── DATA SHOWN

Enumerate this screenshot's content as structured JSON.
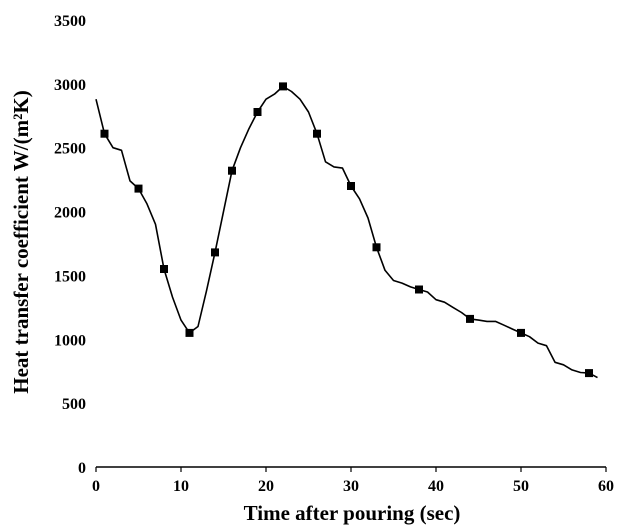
{
  "chart_data": {
    "type": "line",
    "xlabel": "Time after pouring (sec)",
    "ylabel": "Heat transfer coefficient  W/(m²K)",
    "xlim": [
      0,
      60
    ],
    "ylim": [
      0,
      3500
    ],
    "x_ticks": [
      0,
      10,
      20,
      30,
      40,
      50,
      60
    ],
    "y_ticks": [
      0,
      500,
      1000,
      1500,
      2000,
      2500,
      3000,
      3500
    ],
    "grid": false,
    "legend": "none",
    "series": [
      {
        "line_color": "#000000",
        "marker": "square",
        "x": [
          0,
          1,
          2,
          3,
          4,
          5,
          6,
          7,
          8,
          9,
          10,
          11,
          12,
          13,
          14,
          15,
          16,
          17,
          18,
          19,
          20,
          21,
          22,
          23,
          24,
          25,
          26,
          27,
          28,
          29,
          30,
          31,
          32,
          33,
          34,
          35,
          36,
          37,
          38,
          39,
          40,
          41,
          42,
          43,
          44,
          45,
          46,
          47,
          48,
          49,
          50,
          51,
          52,
          53,
          54,
          55,
          56,
          57,
          58,
          59
        ],
        "y": [
          2880,
          2610,
          2500,
          2480,
          2240,
          2180,
          2060,
          1900,
          1550,
          1330,
          1150,
          1050,
          1100,
          1380,
          1680,
          2000,
          2320,
          2500,
          2650,
          2780,
          2880,
          2920,
          2980,
          2940,
          2880,
          2780,
          2610,
          2390,
          2350,
          2340,
          2200,
          2100,
          1950,
          1720,
          1540,
          1460,
          1440,
          1410,
          1390,
          1370,
          1310,
          1290,
          1250,
          1210,
          1160,
          1150,
          1140,
          1140,
          1110,
          1080,
          1050,
          1020,
          970,
          950,
          820,
          800,
          760,
          740,
          735,
          700
        ],
        "marker_x": [
          1,
          5,
          8,
          11,
          14,
          16,
          19,
          22,
          26,
          30,
          33,
          38,
          44,
          50,
          58
        ],
        "marker_y": [
          2610,
          2180,
          1550,
          1050,
          1680,
          2320,
          2780,
          2980,
          2610,
          2200,
          1720,
          1390,
          1160,
          1050,
          735
        ]
      }
    ]
  }
}
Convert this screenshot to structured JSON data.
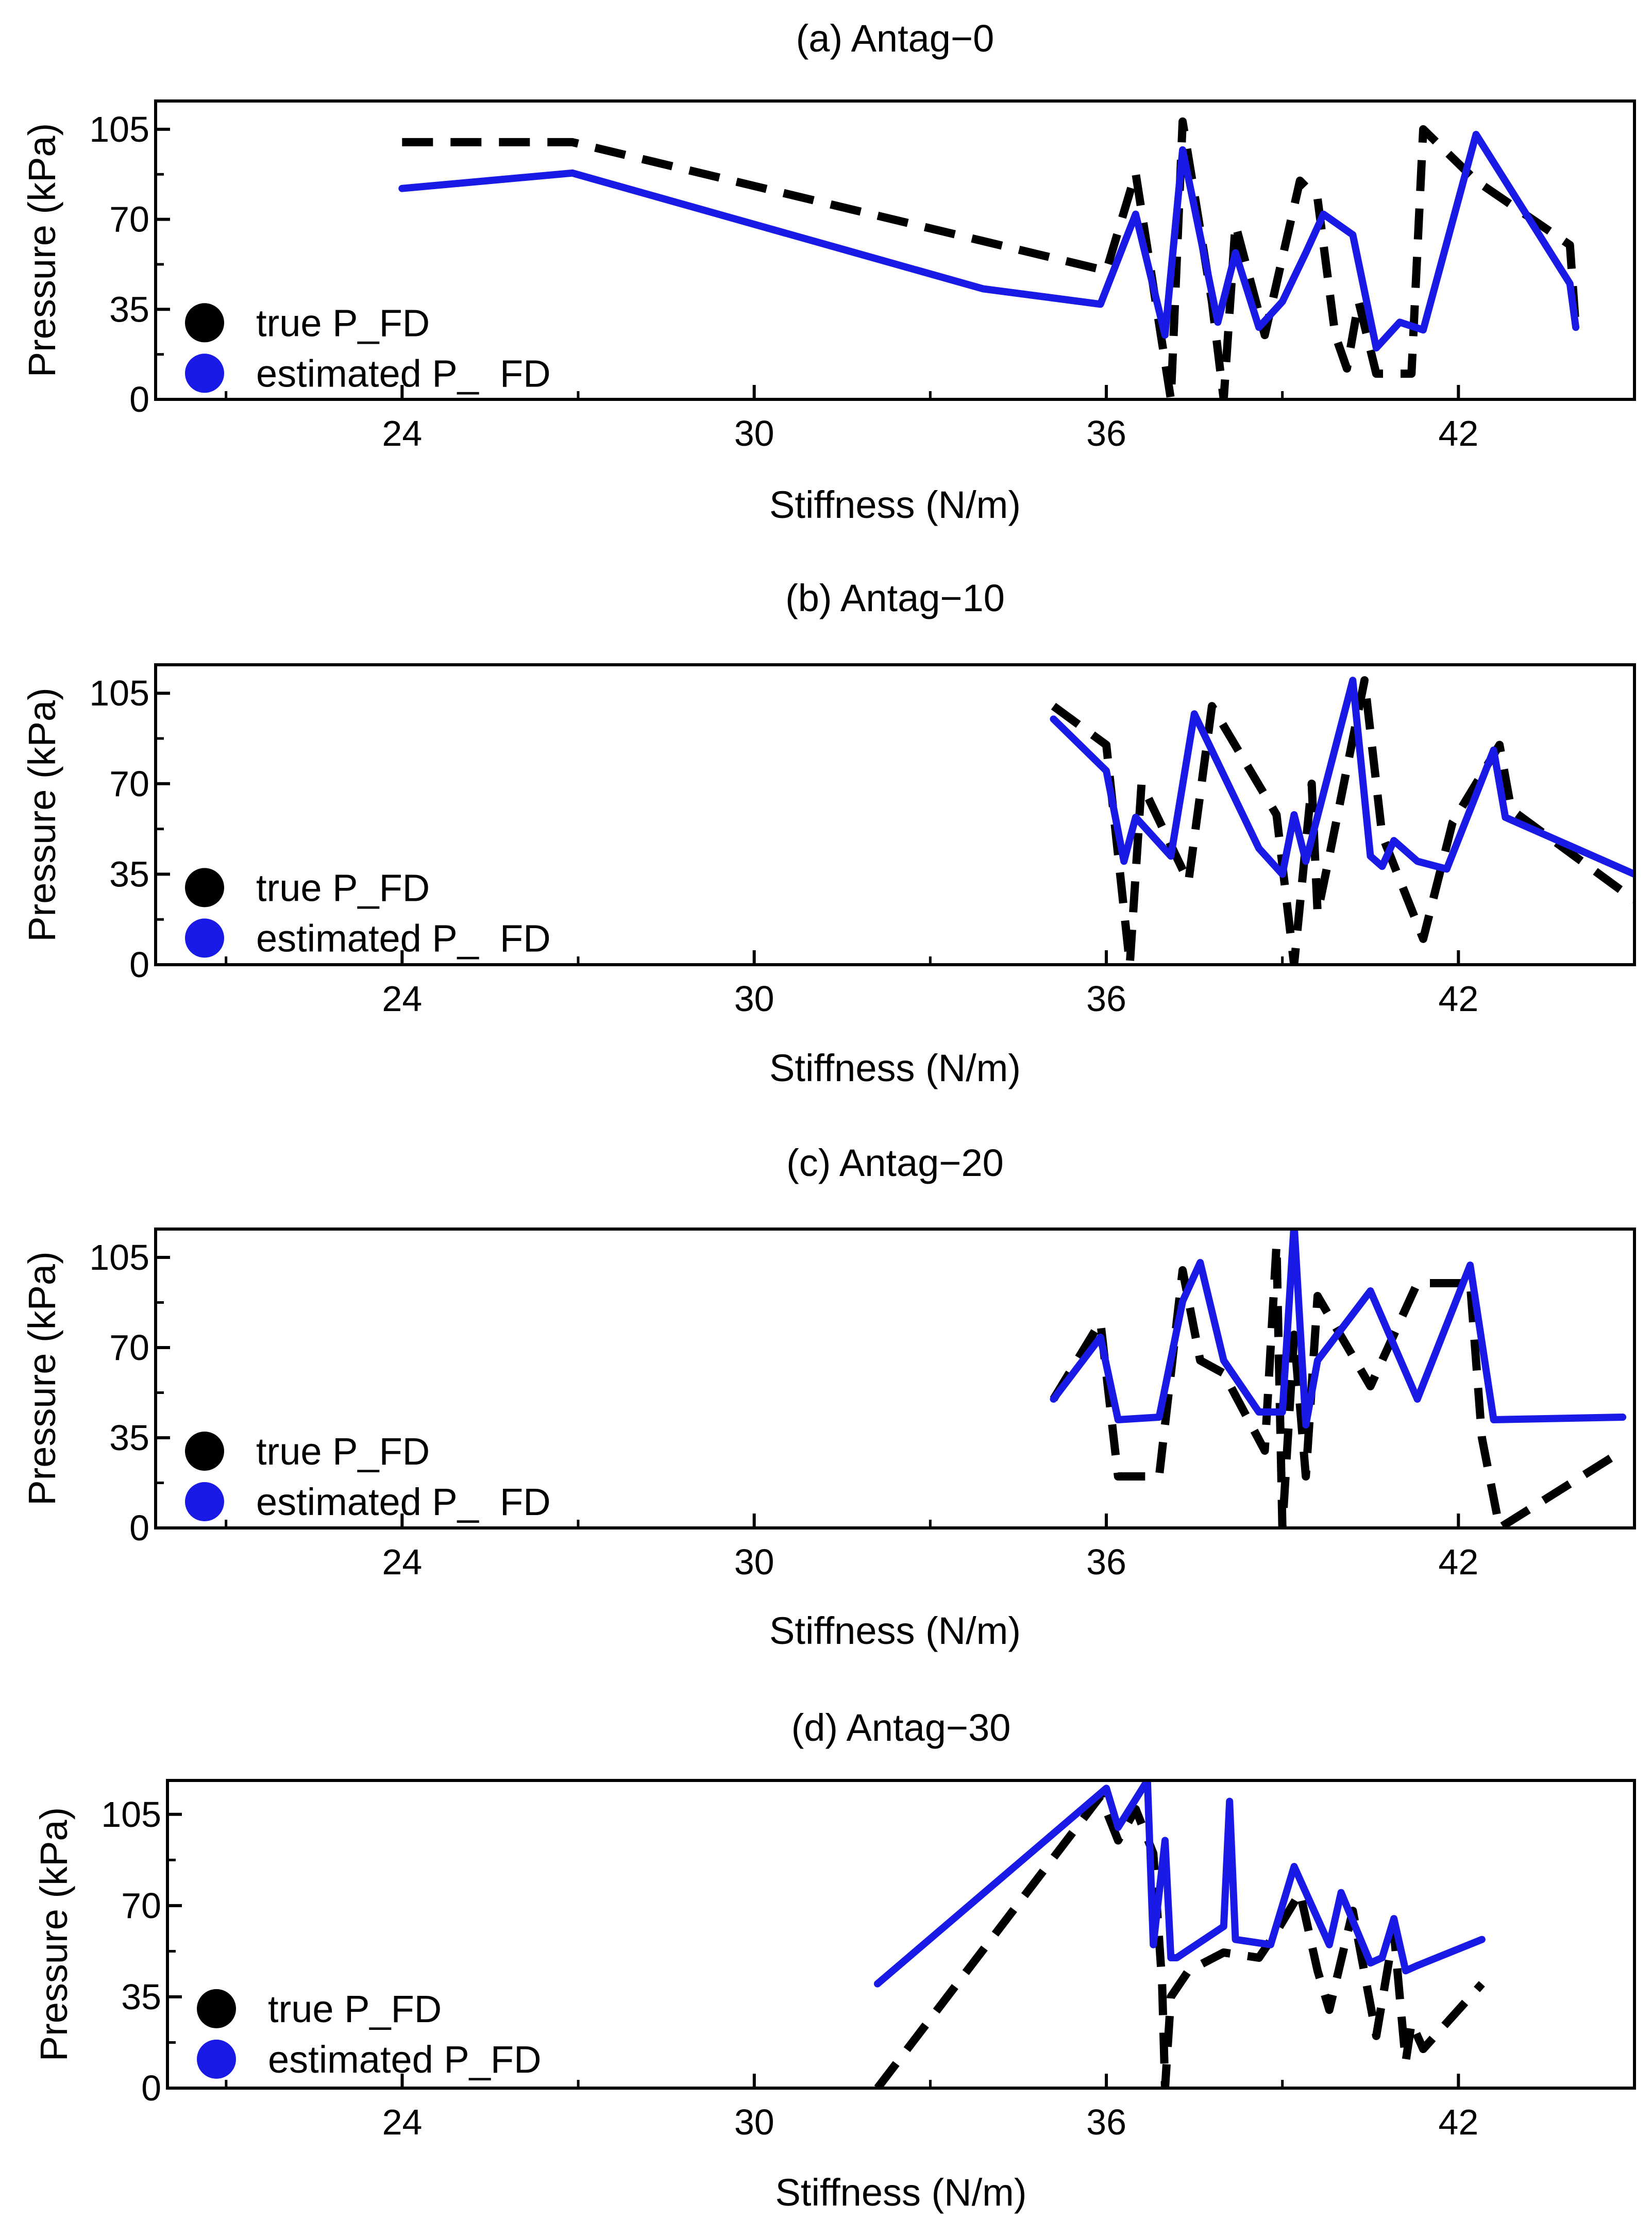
{
  "figure": {
    "colors": {
      "true": "#000000",
      "estimated": "#1a1ae6"
    },
    "line_styles": {
      "true": "dashed",
      "estimated": "solid"
    }
  },
  "chart_data": [
    {
      "type": "line",
      "title": "(a) Antag−0",
      "xlabel": "Stiffness (N/m)",
      "ylabel": "Pressure (kPa)",
      "xlim": [
        19.8,
        45.0
      ],
      "ylim": [
        0,
        116
      ],
      "xticks": [
        24,
        30,
        36,
        42
      ],
      "yticks": [
        0,
        35,
        70,
        105
      ],
      "x_minor_ticks": [
        21,
        27,
        33,
        39
      ],
      "y_minor_ticks": [
        17.5,
        52.5,
        87.5
      ],
      "grid": false,
      "legend": {
        "position": "lower-left",
        "entries": [
          "true P_FD",
          "estimated P_  FD"
        ]
      },
      "series": [
        {
          "name": "true P_FD",
          "style": "dashed",
          "x": [
            24,
            26.9,
            36,
            36.5,
            37.1,
            37.3,
            37.8,
            38.0,
            38.2,
            38.7,
            39.3,
            39.6,
            39.9,
            40.1,
            40.3,
            40.6,
            41.2,
            41.4,
            42.3,
            43.9,
            44.0
          ],
          "y": [
            100,
            100,
            50,
            88,
            0,
            108,
            38,
            0,
            68,
            25,
            85,
            78,
            25,
            12,
            38,
            10,
            10,
            105,
            85,
            60,
            28
          ]
        },
        {
          "name": "estimated P_  FD",
          "style": "solid",
          "x": [
            24,
            26.9,
            33.9,
            35.9,
            36.5,
            37.0,
            37.3,
            37.9,
            38.2,
            38.6,
            39.0,
            39.4,
            39.7,
            40.2,
            40.6,
            41.0,
            41.4,
            42.3,
            43.9,
            44.0
          ],
          "y": [
            82,
            88,
            43,
            37,
            72,
            25,
            97,
            30,
            57,
            28,
            38,
            57,
            72,
            64,
            20,
            30,
            27,
            103,
            45,
            28
          ]
        }
      ]
    },
    {
      "type": "line",
      "title": "(b) Antag−10",
      "xlabel": "Stiffness (N/m)",
      "ylabel": "Pressure (kPa)",
      "xlim": [
        19.8,
        45.0
      ],
      "ylim": [
        0,
        116
      ],
      "xticks": [
        24,
        30,
        36,
        42
      ],
      "yticks": [
        0,
        35,
        70,
        105
      ],
      "x_minor_ticks": [
        21,
        27,
        33,
        39
      ],
      "y_minor_ticks": [
        17.5,
        52.5,
        87.5
      ],
      "grid": false,
      "legend": {
        "position": "lower-left",
        "entries": [
          "true P_FD",
          "estimated P_  FD"
        ]
      },
      "series": [
        {
          "name": "true P_FD",
          "style": "dashed",
          "x": [
            35.1,
            36.0,
            36.4,
            36.6,
            37.4,
            37.8,
            38.9,
            39.2,
            39.5,
            39.6,
            39.8,
            40.4,
            40.7,
            41.4,
            41.9,
            42.7,
            42.9,
            45.0
          ],
          "y": [
            100,
            85,
            0,
            70,
            32,
            100,
            58,
            0,
            70,
            20,
            42,
            110,
            50,
            10,
            55,
            85,
            60,
            25
          ]
        },
        {
          "name": "estimated P_  FD",
          "style": "solid",
          "x": [
            35.1,
            36.0,
            36.3,
            36.5,
            37.1,
            37.5,
            38.6,
            39.0,
            39.2,
            39.4,
            40.2,
            40.5,
            40.7,
            40.9,
            41.3,
            41.8,
            42.6,
            42.8,
            45.0
          ],
          "y": [
            95,
            75,
            40,
            57,
            42,
            97,
            45,
            35,
            58,
            40,
            110,
            42,
            38,
            48,
            40,
            37,
            83,
            57,
            35
          ]
        }
      ]
    },
    {
      "type": "line",
      "title": "(c) Antag−20",
      "xlabel": "Stiffness (N/m)",
      "ylabel": "Pressure (kPa)",
      "xlim": [
        19.8,
        45.0
      ],
      "ylim": [
        0,
        116
      ],
      "xticks": [
        24,
        30,
        36,
        42
      ],
      "yticks": [
        0,
        35,
        70,
        105
      ],
      "x_minor_ticks": [
        21,
        27,
        33,
        39
      ],
      "y_minor_ticks": [
        17.5,
        52.5,
        87.5
      ],
      "grid": false,
      "legend": {
        "position": "lower-left",
        "entries": [
          "true P_FD",
          "estimated P_  FD"
        ]
      },
      "series": [
        {
          "name": "true P_FD",
          "style": "dashed",
          "x": [
            35.1,
            35.9,
            36.2,
            36.9,
            37.3,
            37.6,
            38.0,
            38.7,
            38.9,
            39.0,
            39.2,
            39.4,
            39.6,
            40.5,
            41.3,
            42.2,
            42.4,
            42.7,
            44.8
          ],
          "y": [
            50,
            80,
            20,
            20,
            100,
            65,
            60,
            30,
            110,
            0,
            75,
            20,
            90,
            55,
            95,
            95,
            35,
            0,
            30
          ]
        },
        {
          "name": "estimated P_  FD",
          "style": "solid",
          "x": [
            35.1,
            35.9,
            36.2,
            36.9,
            37.3,
            37.6,
            38.0,
            38.6,
            39.0,
            39.2,
            39.4,
            39.6,
            40.5,
            41.3,
            42.2,
            42.6,
            44.8
          ],
          "y": [
            50,
            74,
            42,
            43,
            88,
            103,
            65,
            45,
            45,
            118,
            40,
            65,
            92,
            50,
            102,
            42,
            43
          ]
        }
      ]
    },
    {
      "type": "line",
      "title": "(d) Antag−30",
      "xlabel": "Stiffness (N/m)",
      "ylabel": "Pressure (kPa)",
      "xlim": [
        20.0,
        45.0
      ],
      "ylim": [
        0,
        118
      ],
      "xticks": [
        24,
        30,
        36,
        42
      ],
      "yticks": [
        0,
        35,
        70,
        105
      ],
      "x_minor_ticks": [
        21,
        27,
        33,
        39
      ],
      "y_minor_ticks": [
        17.5,
        52.5,
        87.5
      ],
      "grid": false,
      "legend": {
        "position": "lower-left",
        "entries": [
          "true P_FD",
          "estimated P_FD"
        ]
      },
      "series": [
        {
          "name": "true P_FD",
          "style": "dashed",
          "x": [
            32.1,
            35.9,
            36.2,
            36.5,
            36.8,
            36.95,
            37.0,
            37.1,
            37.4,
            38.0,
            38.6,
            38.9,
            39.3,
            39.6,
            39.8,
            40.2,
            40.6,
            40.9,
            41.1,
            41.2,
            41.4,
            42.4
          ],
          "y": [
            0,
            112,
            95,
            107,
            90,
            40,
            0,
            35,
            45,
            52,
            50,
            60,
            75,
            45,
            30,
            68,
            20,
            60,
            10,
            25,
            15,
            40
          ]
        },
        {
          "name": "estimated P_  FD",
          "style": "solid",
          "x": [
            32.1,
            36.0,
            36.2,
            36.7,
            36.8,
            37.0,
            37.1,
            37.2,
            38.0,
            38.1,
            38.2,
            38.8,
            39.2,
            39.8,
            40.0,
            40.5,
            40.7,
            40.9,
            41.1,
            41.3,
            42.4
          ],
          "y": [
            40,
            115,
            100,
            118,
            55,
            95,
            50,
            50,
            62,
            110,
            57,
            55,
            85,
            55,
            75,
            48,
            50,
            65,
            45,
            47,
            57
          ]
        }
      ]
    }
  ]
}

────

Review the material and copy each line in which the word "JSON" appears.

_TASK SOLUTION_:
Enumerate this screenshot's content as structured JSON.
Convert this screenshot to structured JSON data.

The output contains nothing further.